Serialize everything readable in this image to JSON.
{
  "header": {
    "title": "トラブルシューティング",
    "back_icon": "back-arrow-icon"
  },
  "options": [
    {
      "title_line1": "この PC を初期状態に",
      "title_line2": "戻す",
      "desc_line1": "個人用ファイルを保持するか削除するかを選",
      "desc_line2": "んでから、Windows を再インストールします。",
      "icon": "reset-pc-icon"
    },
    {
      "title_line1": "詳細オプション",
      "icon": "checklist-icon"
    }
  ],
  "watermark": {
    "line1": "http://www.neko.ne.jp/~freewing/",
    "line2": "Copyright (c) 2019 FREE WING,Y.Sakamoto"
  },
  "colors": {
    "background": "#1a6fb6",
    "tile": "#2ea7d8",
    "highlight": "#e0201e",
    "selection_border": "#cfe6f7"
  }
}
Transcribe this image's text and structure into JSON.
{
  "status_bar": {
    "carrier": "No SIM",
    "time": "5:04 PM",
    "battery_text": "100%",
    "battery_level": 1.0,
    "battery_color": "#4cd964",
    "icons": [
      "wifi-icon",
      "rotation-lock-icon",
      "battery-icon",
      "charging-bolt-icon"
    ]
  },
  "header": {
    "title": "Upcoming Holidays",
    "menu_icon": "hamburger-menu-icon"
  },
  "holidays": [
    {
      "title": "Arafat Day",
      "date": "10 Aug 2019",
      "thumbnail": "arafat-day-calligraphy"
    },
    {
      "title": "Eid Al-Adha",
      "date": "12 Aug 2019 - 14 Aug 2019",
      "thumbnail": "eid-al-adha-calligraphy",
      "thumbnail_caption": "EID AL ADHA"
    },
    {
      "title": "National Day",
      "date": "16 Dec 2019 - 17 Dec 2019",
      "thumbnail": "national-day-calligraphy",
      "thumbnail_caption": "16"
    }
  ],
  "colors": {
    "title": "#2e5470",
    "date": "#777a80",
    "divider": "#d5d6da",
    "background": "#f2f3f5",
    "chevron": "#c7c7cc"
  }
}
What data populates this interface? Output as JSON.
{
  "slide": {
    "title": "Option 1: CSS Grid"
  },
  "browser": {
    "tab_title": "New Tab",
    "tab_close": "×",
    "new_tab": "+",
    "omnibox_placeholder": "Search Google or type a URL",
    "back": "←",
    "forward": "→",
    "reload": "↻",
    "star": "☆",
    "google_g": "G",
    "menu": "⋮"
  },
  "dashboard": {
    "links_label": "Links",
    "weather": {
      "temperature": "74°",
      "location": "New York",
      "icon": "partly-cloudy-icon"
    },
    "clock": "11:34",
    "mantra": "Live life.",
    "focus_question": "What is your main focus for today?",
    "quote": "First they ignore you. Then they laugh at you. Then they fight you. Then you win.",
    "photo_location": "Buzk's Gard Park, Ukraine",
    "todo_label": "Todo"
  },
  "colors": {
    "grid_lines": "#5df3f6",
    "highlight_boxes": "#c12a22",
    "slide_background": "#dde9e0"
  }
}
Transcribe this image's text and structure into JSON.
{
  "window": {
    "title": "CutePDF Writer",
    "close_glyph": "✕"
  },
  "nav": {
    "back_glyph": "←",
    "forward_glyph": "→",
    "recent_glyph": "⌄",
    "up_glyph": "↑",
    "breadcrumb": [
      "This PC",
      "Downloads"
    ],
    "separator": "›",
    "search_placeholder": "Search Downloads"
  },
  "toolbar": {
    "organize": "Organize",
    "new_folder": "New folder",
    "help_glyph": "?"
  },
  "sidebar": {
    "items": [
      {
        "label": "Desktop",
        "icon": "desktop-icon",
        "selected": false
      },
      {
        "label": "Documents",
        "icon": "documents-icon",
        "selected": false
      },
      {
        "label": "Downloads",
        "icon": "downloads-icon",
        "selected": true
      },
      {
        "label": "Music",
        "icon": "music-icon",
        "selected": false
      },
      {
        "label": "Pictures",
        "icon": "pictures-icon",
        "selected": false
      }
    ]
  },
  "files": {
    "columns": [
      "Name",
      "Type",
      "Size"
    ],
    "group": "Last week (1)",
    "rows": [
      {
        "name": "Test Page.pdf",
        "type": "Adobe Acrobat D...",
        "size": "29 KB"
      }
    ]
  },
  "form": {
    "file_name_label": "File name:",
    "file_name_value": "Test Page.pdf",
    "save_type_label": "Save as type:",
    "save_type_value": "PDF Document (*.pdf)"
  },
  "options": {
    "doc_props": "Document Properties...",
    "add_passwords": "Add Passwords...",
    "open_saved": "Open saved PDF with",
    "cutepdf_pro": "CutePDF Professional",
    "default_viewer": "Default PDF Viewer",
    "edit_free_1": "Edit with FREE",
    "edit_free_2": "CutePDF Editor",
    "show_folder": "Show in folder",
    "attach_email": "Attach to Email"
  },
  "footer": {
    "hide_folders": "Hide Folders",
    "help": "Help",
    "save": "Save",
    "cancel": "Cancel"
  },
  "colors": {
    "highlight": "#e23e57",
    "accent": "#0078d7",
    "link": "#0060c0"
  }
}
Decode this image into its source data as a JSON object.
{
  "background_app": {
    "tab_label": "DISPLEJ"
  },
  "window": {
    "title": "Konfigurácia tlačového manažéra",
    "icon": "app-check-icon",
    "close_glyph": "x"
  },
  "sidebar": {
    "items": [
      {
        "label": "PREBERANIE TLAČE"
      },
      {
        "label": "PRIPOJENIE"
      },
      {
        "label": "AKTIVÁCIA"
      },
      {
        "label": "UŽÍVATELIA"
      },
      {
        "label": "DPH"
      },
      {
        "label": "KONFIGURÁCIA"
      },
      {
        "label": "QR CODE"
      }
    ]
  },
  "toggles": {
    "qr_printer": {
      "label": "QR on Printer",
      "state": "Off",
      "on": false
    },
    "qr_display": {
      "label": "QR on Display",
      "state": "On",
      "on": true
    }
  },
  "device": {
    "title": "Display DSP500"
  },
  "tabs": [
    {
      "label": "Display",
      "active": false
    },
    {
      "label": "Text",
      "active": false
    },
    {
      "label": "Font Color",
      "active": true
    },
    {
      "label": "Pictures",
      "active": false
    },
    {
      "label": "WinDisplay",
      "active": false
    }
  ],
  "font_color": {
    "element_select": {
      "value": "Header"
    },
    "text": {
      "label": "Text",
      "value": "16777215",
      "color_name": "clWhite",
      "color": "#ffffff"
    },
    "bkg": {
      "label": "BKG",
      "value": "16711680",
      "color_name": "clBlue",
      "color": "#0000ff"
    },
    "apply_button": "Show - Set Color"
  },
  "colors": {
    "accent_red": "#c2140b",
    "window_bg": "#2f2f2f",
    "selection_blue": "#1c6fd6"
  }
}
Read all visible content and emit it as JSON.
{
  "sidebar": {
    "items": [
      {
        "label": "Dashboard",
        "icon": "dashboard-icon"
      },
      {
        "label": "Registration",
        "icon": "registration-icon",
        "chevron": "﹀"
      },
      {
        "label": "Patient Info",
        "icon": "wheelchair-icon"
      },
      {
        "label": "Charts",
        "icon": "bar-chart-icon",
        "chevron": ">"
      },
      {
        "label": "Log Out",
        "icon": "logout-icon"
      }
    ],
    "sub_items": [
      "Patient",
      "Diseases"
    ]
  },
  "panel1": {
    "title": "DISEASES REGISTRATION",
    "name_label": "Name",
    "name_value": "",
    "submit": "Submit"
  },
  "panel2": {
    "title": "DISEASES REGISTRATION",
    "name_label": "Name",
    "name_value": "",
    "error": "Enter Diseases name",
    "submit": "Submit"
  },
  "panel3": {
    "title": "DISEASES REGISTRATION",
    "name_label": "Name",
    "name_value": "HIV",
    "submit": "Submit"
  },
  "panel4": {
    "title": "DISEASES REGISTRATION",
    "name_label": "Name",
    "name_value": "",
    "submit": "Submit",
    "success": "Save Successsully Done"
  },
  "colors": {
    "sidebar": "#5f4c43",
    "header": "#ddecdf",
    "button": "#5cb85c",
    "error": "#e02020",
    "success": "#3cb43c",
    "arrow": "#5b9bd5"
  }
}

Task directions:
Locate the word "with" in the records above, and return each line that has it.

Exercise solution:
    "open_saved": "Open saved PDF with",
    "edit_free_1": "Edit with FREE",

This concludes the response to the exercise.